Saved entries
──────────

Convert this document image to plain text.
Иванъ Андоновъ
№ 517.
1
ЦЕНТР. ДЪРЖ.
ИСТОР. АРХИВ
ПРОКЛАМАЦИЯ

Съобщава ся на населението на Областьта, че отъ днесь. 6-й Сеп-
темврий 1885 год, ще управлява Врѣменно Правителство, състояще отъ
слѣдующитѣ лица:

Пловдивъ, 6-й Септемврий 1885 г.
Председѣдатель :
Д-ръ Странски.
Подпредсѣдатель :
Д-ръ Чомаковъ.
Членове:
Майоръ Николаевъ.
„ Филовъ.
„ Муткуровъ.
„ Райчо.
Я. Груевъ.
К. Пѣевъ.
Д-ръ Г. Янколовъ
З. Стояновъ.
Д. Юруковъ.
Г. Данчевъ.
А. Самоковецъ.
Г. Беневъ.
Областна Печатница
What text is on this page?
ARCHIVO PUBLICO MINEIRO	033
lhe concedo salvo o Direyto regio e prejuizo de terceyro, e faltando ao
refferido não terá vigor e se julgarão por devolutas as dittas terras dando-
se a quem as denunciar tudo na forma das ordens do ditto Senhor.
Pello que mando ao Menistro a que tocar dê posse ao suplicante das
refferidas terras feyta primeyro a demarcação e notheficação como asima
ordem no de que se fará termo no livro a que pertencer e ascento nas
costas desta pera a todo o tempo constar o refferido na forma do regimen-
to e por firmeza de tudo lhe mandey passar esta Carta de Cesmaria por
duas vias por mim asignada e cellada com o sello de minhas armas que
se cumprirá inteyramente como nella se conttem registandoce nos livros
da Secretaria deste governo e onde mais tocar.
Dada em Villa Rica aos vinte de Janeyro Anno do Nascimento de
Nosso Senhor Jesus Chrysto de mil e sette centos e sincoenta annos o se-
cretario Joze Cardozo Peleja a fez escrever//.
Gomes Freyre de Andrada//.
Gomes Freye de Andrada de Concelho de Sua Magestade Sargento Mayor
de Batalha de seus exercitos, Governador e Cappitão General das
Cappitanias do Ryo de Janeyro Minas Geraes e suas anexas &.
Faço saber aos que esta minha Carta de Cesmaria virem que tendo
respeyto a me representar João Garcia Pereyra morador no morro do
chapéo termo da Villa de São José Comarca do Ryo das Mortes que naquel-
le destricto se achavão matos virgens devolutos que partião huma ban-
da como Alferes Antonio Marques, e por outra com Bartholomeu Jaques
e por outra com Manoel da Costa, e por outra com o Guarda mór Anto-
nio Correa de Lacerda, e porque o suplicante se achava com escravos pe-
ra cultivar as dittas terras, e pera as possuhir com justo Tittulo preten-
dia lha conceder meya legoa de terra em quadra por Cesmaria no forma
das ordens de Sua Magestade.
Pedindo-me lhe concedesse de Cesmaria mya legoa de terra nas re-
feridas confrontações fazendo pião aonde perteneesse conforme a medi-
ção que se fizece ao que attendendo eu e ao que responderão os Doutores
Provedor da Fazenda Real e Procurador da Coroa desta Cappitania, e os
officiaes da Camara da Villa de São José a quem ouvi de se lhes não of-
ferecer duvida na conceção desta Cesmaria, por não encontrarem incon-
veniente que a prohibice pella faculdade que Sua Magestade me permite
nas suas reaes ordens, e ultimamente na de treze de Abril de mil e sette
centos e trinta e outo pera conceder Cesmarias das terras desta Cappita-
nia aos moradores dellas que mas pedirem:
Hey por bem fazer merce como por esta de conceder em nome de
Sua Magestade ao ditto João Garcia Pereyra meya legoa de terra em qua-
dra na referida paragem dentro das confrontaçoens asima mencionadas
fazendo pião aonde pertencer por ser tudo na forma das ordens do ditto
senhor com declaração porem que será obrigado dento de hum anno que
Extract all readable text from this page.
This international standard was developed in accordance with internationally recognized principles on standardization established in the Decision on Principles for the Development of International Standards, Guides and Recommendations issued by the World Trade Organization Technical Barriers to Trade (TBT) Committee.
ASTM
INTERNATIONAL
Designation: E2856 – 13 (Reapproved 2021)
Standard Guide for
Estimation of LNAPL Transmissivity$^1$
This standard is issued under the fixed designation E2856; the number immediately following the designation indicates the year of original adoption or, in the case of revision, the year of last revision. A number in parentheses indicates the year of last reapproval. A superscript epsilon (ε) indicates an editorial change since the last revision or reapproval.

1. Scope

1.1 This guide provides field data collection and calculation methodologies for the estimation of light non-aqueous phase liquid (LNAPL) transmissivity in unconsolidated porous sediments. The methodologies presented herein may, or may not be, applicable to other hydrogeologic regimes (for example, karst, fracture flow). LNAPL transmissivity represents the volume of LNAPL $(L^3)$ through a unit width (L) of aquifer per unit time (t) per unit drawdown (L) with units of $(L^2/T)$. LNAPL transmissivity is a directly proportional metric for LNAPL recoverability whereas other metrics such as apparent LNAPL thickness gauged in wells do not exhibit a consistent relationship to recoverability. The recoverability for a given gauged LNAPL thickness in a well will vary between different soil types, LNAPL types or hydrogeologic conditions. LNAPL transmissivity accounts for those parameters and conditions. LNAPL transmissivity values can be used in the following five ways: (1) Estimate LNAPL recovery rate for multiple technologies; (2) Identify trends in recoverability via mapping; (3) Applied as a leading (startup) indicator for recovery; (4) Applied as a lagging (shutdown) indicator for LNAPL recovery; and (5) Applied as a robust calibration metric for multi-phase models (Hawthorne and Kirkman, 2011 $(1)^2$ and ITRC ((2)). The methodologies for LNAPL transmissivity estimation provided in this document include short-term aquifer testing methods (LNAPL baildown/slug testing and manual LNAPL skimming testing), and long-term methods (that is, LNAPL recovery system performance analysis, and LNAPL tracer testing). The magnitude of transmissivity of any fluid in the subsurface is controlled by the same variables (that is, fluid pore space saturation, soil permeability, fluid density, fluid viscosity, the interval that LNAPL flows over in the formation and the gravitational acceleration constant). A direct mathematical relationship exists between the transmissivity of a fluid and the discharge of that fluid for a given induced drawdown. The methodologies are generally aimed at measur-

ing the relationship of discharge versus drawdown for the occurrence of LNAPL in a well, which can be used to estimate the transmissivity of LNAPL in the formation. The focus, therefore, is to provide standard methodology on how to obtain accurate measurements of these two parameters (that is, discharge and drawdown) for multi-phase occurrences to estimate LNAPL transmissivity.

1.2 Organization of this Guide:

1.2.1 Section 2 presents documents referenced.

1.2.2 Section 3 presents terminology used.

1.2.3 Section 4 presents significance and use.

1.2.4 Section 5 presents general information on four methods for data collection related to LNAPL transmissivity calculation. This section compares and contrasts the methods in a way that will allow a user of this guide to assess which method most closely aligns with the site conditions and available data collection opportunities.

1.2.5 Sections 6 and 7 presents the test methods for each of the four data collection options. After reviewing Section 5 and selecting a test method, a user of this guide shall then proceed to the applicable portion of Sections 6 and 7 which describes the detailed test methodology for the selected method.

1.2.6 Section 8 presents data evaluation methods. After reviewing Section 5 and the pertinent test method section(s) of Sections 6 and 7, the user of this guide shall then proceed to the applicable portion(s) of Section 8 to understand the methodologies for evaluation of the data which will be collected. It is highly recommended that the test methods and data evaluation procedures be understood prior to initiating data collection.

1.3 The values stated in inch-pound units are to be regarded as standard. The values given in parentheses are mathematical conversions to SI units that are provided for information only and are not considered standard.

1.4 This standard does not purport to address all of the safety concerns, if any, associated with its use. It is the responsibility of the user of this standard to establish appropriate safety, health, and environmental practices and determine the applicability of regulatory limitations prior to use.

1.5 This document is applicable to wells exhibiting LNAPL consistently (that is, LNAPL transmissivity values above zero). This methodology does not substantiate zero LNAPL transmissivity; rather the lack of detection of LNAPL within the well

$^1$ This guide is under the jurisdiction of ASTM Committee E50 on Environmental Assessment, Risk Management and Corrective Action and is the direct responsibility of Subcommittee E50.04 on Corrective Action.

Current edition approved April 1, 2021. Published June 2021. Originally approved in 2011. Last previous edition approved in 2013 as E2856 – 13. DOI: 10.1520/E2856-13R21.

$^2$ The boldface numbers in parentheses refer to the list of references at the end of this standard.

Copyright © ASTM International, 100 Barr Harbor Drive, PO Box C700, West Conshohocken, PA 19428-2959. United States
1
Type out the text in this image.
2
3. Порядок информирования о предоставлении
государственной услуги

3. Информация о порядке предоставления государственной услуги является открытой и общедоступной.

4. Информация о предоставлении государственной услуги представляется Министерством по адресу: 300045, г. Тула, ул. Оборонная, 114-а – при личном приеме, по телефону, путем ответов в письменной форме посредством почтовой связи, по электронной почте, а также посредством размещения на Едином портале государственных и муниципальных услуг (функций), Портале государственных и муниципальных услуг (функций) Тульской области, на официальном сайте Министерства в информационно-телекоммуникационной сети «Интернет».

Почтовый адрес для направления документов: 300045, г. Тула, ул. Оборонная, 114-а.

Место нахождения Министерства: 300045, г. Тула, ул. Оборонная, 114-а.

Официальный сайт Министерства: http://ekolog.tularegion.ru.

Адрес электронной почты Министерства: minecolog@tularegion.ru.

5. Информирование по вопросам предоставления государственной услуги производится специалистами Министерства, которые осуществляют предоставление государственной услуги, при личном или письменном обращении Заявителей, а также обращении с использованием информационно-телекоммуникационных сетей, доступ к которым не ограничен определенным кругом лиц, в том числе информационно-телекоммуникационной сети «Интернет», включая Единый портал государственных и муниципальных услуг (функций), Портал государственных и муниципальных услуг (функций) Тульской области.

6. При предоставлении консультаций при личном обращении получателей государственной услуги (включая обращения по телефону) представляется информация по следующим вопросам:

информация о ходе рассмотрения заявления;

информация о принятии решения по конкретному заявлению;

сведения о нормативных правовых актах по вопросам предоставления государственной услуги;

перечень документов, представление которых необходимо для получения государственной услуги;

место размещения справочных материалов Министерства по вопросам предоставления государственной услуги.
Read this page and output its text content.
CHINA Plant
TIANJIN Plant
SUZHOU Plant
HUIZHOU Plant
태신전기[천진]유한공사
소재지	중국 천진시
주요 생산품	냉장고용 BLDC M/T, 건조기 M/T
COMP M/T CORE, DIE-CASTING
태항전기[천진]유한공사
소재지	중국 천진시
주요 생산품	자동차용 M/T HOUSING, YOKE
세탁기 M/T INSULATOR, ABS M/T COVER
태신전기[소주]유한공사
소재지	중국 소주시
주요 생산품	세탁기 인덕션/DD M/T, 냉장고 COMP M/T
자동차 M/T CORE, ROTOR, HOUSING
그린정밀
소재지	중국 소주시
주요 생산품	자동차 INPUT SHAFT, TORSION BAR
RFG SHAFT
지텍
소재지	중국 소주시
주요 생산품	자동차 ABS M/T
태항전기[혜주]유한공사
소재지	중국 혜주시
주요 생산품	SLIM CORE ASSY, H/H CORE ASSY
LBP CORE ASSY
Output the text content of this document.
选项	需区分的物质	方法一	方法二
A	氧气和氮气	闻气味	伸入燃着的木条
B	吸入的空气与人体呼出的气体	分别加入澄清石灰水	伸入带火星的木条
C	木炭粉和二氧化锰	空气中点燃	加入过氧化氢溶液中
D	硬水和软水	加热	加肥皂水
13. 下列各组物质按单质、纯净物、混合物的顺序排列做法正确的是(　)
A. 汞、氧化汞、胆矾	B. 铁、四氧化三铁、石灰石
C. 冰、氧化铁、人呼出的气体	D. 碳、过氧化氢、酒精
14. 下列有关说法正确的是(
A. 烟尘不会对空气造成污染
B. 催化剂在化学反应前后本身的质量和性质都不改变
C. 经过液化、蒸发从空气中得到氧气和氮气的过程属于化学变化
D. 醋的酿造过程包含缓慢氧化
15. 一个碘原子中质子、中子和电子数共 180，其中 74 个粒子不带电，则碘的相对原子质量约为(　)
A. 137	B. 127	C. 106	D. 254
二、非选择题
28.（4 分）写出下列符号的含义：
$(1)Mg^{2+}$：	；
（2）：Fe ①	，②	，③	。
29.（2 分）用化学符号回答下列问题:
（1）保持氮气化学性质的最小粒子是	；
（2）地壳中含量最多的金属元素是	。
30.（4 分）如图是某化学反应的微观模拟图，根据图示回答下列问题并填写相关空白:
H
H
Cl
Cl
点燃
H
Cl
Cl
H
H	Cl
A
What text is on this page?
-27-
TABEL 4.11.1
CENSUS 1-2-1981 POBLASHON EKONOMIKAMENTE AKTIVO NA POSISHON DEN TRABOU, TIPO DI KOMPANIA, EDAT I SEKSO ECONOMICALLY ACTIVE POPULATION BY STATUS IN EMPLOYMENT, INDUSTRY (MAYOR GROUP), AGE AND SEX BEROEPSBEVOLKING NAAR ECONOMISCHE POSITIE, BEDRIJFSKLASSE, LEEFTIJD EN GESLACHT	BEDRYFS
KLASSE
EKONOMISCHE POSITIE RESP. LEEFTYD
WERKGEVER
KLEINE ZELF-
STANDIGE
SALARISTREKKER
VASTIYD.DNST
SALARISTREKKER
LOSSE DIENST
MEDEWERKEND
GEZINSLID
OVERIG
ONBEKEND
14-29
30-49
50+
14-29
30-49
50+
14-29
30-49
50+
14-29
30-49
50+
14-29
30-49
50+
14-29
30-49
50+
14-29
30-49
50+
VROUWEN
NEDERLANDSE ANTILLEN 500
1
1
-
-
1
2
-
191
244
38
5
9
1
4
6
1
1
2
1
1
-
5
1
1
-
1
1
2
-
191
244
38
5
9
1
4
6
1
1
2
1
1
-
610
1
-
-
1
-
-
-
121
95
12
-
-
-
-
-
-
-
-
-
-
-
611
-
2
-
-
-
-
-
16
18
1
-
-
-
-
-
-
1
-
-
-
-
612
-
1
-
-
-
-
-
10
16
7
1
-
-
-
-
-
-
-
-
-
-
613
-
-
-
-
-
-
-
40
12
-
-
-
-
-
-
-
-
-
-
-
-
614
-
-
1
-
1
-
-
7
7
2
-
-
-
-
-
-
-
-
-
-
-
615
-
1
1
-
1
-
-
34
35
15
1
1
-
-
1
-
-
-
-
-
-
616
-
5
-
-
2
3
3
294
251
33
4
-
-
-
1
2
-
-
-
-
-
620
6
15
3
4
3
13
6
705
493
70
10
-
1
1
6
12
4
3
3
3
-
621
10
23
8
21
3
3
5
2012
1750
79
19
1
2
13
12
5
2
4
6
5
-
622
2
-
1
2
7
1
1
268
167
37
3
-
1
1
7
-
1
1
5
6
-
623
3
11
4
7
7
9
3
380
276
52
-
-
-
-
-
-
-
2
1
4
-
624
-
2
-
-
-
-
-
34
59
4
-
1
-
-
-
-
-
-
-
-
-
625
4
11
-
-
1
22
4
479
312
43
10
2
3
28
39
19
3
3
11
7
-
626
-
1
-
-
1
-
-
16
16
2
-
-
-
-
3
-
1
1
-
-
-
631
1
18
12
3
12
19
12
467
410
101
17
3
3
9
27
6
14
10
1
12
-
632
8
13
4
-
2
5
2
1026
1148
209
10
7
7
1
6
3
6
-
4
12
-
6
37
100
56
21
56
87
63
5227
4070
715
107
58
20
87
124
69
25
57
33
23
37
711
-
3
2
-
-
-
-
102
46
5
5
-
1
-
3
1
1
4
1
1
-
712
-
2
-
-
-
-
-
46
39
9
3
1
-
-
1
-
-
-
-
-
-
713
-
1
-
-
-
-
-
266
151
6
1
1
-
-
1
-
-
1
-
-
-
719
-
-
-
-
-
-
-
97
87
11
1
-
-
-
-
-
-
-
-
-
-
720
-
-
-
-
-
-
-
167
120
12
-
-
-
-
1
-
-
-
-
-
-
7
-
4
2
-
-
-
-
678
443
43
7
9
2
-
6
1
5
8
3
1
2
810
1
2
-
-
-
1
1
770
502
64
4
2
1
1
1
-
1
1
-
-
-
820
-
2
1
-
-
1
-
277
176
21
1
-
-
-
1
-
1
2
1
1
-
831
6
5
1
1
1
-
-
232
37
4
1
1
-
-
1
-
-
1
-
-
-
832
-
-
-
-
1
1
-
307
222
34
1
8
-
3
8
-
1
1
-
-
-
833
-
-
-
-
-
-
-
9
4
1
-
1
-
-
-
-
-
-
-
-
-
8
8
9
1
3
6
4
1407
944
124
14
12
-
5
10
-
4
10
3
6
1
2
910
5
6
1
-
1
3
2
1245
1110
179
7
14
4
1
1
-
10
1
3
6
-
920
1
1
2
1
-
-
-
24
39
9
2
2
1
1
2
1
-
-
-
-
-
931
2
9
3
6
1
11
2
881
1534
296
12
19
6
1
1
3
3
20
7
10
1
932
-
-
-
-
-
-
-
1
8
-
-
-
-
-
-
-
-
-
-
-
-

──────────

Scan the entries above. Copy each line that has the string "which".

**SOLUTION TO THE EXERCISE**
ing the relationship of discharge versus drawdown for the occurrence of LNAPL in a well, which can be used to estimate the transmissivity of LNAPL in the formation. The focus, therefore, is to provide standard methodology on how to obtain accurate measurements of these two parameters (that is, discharge and drawdown) for multi-phase occurrences to estimate LNAPL transmissivity.
1.2.4 Section 5 presents general information on four methods for data collection related to LNAPL transmissivity calculation. This section compares and contrasts the methods in a way that will allow a user of this guide to assess which method most closely aligns with the site conditions and available data collection opportunities.
1.2.5 Sections 6 and 7 presents the test methods for each of the four data collection options. After reviewing Section 5 and selecting a test method, a user of this guide shall then proceed to the applicable portion of Sections 6 and 7 which describes the detailed test methodology for the selected method.
1.2.6 Section 8 presents data evaluation methods. After reviewing Section 5 and the pertinent test method section(s) of Sections 6 and 7, the user of this guide shall then proceed to the applicable portion(s) of Section 8 to understand the methodologies for evaluation of the data which will be collected. It is highly recommended that the test methods and data evaluation procedures be understood prior to initiating data collection.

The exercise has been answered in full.